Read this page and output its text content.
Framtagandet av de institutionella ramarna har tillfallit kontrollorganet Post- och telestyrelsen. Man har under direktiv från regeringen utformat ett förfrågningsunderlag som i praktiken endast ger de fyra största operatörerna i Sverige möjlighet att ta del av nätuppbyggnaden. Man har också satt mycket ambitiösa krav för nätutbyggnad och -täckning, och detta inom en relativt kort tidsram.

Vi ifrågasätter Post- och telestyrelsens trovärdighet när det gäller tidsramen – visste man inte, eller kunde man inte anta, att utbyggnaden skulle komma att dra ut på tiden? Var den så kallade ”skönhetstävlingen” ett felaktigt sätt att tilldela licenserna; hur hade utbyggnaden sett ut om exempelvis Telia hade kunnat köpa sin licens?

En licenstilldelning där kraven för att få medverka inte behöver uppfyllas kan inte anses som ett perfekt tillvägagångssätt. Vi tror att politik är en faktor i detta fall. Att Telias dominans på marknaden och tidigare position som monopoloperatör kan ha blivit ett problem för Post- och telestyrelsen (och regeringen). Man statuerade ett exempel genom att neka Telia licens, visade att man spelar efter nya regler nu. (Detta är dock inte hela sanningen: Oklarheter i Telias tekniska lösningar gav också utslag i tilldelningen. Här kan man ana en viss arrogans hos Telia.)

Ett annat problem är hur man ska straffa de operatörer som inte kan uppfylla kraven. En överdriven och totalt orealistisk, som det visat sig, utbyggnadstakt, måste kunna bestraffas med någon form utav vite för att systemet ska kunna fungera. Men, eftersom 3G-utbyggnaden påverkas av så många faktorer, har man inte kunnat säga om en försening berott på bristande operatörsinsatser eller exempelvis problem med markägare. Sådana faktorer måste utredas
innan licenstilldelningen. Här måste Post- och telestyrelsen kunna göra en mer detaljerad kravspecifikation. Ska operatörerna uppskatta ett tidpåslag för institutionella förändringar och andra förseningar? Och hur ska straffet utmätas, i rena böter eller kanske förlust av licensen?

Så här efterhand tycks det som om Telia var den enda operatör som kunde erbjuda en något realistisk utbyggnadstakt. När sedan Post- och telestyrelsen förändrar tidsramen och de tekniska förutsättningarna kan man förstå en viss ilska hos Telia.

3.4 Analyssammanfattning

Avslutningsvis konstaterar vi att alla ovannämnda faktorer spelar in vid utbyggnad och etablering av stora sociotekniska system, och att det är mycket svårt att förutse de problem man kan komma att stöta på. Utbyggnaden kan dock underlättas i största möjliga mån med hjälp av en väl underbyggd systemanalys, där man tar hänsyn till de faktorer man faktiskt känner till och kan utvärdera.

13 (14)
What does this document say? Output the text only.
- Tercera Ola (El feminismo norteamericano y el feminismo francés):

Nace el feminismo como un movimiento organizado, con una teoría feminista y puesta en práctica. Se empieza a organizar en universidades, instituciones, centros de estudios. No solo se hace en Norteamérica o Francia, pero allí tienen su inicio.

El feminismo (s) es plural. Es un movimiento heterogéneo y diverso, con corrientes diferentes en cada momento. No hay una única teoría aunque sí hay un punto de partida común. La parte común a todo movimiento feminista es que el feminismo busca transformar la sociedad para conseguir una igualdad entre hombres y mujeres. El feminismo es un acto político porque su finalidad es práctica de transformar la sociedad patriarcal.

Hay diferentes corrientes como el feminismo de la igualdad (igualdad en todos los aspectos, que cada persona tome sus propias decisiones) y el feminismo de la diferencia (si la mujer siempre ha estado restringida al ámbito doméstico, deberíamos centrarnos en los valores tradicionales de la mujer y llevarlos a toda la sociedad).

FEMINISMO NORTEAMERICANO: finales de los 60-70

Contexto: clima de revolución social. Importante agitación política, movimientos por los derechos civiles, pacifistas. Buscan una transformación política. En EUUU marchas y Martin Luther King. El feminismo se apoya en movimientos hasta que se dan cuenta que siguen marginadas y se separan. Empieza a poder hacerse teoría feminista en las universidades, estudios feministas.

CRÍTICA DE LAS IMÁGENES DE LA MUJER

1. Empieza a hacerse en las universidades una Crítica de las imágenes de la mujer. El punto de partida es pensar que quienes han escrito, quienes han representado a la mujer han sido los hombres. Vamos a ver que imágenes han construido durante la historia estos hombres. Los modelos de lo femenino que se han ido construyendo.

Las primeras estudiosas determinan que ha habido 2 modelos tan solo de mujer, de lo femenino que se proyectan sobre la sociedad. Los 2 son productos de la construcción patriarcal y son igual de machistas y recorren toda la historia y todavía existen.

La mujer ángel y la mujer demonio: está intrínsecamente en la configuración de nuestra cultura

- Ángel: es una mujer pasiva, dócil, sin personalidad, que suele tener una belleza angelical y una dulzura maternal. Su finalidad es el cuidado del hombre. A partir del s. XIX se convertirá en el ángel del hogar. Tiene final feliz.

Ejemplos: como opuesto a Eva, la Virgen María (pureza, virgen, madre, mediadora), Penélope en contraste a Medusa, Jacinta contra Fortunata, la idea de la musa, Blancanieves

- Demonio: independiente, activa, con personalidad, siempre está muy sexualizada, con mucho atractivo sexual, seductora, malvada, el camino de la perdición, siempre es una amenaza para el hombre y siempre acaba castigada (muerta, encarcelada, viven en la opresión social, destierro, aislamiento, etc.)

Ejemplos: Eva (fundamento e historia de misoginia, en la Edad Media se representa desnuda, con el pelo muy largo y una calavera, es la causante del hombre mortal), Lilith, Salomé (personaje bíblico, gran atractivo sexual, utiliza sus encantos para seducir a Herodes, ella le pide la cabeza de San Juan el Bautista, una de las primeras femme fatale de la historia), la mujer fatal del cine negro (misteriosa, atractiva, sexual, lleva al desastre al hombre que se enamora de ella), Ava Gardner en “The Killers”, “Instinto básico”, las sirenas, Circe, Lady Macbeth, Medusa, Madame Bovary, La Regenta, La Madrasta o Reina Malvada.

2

*Description of the task:*
Only lines with the word "siempre" are wanted. Find and copy them from the records above.

*Your solution:*
Hay diferentes corrientes como el feminismo de la igualdad (igualdad en todos los aspectos, que cada persona tome sus propias decisiones) y el feminismo de la diferencia (si la mujer siempre ha estado restringida al ámbito doméstico, deberíamos centrarnos en los valores tradicionales de la mujer y llevarlos a toda la sociedad).
- Demonio: independiente, activa, con personalidad, siempre está muy sexualizada, con mucho atractivo sexual, seductora, malvada, el camino de la perdición, siempre es una amenaza para el hombre y siempre acaba castigada (muerta, encarcelada, viven en la opresión social, destierro, aislamiento, etc.)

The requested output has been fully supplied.